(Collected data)
☆ ☆ ☆ ☆ ☆

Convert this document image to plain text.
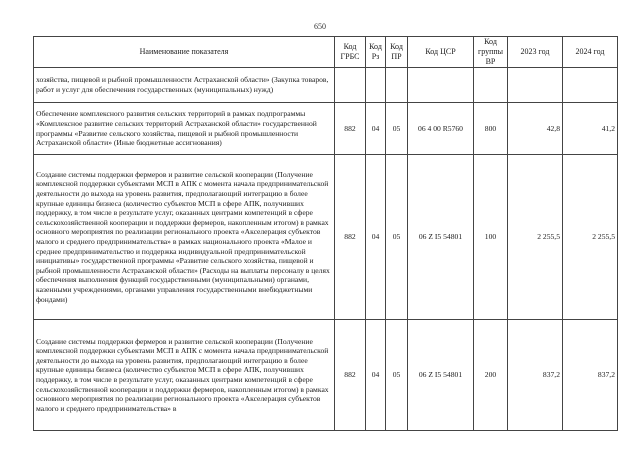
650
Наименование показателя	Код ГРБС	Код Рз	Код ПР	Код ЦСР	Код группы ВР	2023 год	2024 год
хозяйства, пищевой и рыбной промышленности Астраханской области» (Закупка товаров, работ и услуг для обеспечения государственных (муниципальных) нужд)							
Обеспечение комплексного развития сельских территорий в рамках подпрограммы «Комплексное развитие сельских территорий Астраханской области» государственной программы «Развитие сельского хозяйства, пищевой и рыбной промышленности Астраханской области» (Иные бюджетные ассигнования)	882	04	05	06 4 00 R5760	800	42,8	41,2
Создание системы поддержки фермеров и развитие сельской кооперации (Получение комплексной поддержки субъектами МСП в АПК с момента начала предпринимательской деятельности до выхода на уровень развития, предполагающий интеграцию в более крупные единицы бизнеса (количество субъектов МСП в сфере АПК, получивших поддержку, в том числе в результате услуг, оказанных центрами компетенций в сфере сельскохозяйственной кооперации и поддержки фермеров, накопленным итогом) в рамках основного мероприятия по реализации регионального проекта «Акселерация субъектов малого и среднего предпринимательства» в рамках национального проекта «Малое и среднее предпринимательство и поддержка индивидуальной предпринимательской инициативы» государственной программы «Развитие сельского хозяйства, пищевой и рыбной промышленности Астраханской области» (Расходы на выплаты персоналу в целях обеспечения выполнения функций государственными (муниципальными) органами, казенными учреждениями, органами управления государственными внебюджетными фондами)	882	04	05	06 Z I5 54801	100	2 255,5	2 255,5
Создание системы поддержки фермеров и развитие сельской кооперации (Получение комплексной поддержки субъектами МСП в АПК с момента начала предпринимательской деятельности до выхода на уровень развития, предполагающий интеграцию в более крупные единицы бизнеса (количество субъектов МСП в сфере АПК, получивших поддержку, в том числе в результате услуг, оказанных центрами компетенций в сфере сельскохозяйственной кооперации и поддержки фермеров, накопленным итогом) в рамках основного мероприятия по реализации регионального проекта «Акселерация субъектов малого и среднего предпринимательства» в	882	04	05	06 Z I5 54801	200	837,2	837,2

☆ ☆ ☆ ☆ ☆

Exercise prompt - Output all of the entries verbatim, leaving out any images.

Answer below -
Convert this document image to plain text.
650
Наименование показателя	Код ГРБС	Код Рз	Код ПР	Код ЦСР	Код группы ВР	2023 год	2024 год
хозяйства, пищевой и рыбной промышленности Астраханской области» (Закупка товаров, работ и услуг для обеспечения государственных (муниципальных) нужд)							
Обеспечение комплексного развития сельских территорий в рамках подпрограммы «Комплексное развитие сельских территорий Астраханской области» государственной программы «Развитие сельского хозяйства, пищевой и рыбной промышленности Астраханской области» (Иные бюджетные ассигнования)	882	04	05	06 4 00 R5760	800	42,8	41,2
Создание системы поддержки фермеров и развитие сельской кооперации (Получение комплексной поддержки субъектами МСП в АПК с момента начала предпринимательской деятельности до выхода на уровень развития, предполагающий интеграцию в более крупные единицы бизнеса (количество субъектов МСП в сфере АПК, получивших поддержку, в том числе в результате услуг, оказанных центрами компетенций в сфере сельскохозяйственной кооперации и поддержки фермеров, накопленным итогом) в рамках основного мероприятия по реализации регионального проекта «Акселерация субъектов малого и среднего предпринимательства» в рамках национального проекта «Малое и среднее предпринимательство и поддержка индивидуальной предпринимательской инициативы» государственной программы «Развитие сельского хозяйства, пищевой и рыбной промышленности Астраханской области» (Расходы на выплаты персоналу в целях обеспечения выполнения функций государственными (муниципальными) органами, казенными учреждениями, органами управления государственными внебюджетными фондами)	882	04	05	06 Z I5 54801	100	2 255,5	2 255,5
Создание системы поддержки фермеров и развитие сельской кооперации (Получение комплексной поддержки субъектами МСП в АПК с момента начала предпринимательской деятельности до выхода на уровень развития, предполагающий интеграцию в более крупные единицы бизнеса (количество субъектов МСП в сфере АПК, получивших поддержку, в том числе в результате услуг, оказанных центрами компетенций в сфере сельскохозяйственной кооперации и поддержки фермеров, накопленным итогом) в рамках основного мероприятия по реализации регионального проекта «Акселерация субъектов малого и среднего предпринимательства» в	882	04	05	06 Z I5 54801	200	837,2	837,2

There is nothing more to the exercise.